Short problem
Transcribe the part of the personal pensions text that begins at the words "Whereas a typical" and ends after "recommended providers above.".

Document text
- - - -

Peronsal pension age

When you’re able to access it, you can take up to 25% completely tax-free! The rest may be taxable, depending on how much income you are getting, so you might want to wait until you officially retire before you think about taking the cash, so you reduce the amount of tax paid overall. Here’s more information on pensions and taxes.

What happens to my private pension when I die?

With a private pension, as it’s all your cash (and not the government's cash like the State Pension), it will pass to your next of kin or someone you specify with your pension provider. It’s not lost forever.

What happens to your private pension when you die?

Here’s more information on what happens to your pension when you die.

SIPP vs personal pension

A self-invested personal pension (SIPP) is where you decide where your money is invested, and you buy and sell these investments yourself, through your pension account.

Whereas a typical personal pension is where experts make all the decisions for you. You don’t need to lift a finger, just sit back, let them do work, while you watch your pension grow over time. Often called a ready-made personal pension.

SIPP vs personal pension

SIPPs are more flexible as you have more investment options, but they’re suited to experienced investors with a solid investment strategy. And often already have a personal pension managed by the experts, but want to add a few extra investments on top.

If you’re new to pensions, we’ve got our recommended providers above.

Can I have a personal pension and a workplace pension?

Yep! And it’s highly recommended, and very common. It's the best way to boost your total pension pot for a comfortable retirement.

Can I have a personal pension and a workplace pension?

A workplace pension is set up by your employer and it’s their choice who they decide your pension is with (and often not the best choice, with expensive fees and poor performance).

With a personal pension, you have control over who your pension is with, and can transfer to another company whenever you like. So you can choose a pension provider with low fees, good performance and perhaps have a great phone app that allows you to track your pension whenever you like.

You’ll also get all the same benefits as a workplace pension, such as tax-free contributions thanks to the government bonus, but you won’t get the employer contributions (which your employer is forced to make by law, and is a minimum of 3%).

- - - -

Material
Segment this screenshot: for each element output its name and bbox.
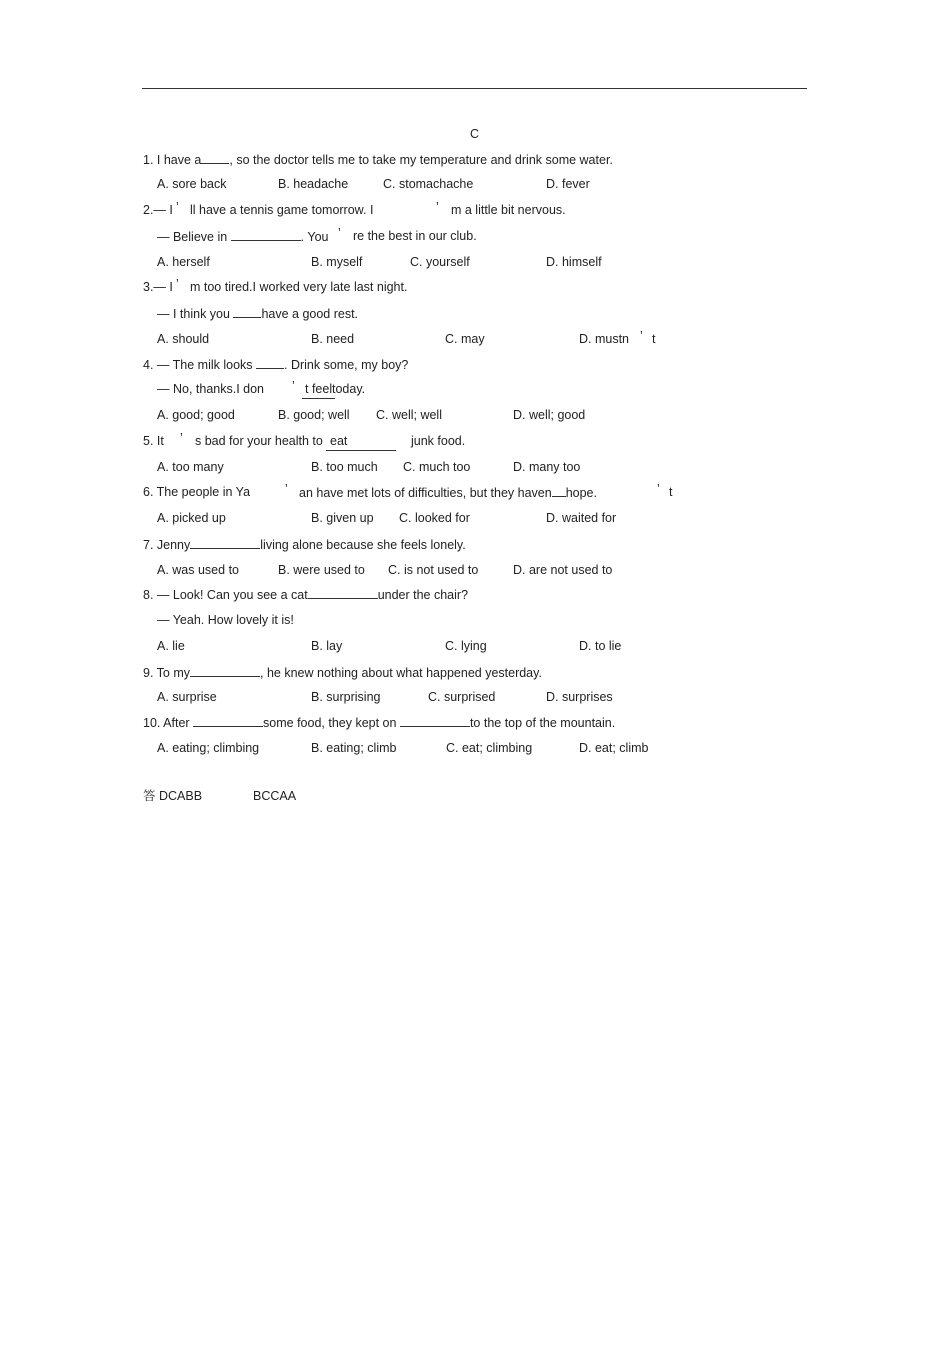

- - - -

Result below
Whereas a typical personal pension is where experts make all the decisions for you. You don’t need to lift a finger, just sit back, let them do work, while you watch your pension grow over time. Often called a ready-made personal pension.

SIPP vs personal pension

SIPPs are more flexible as you have more investment options, but they’re suited to experienced investors with a solid investment strategy. And often already have a personal pension managed by the experts, but want to add a few extra investments on top.

If you’re new to pensions, we’ve got our recommended providers above.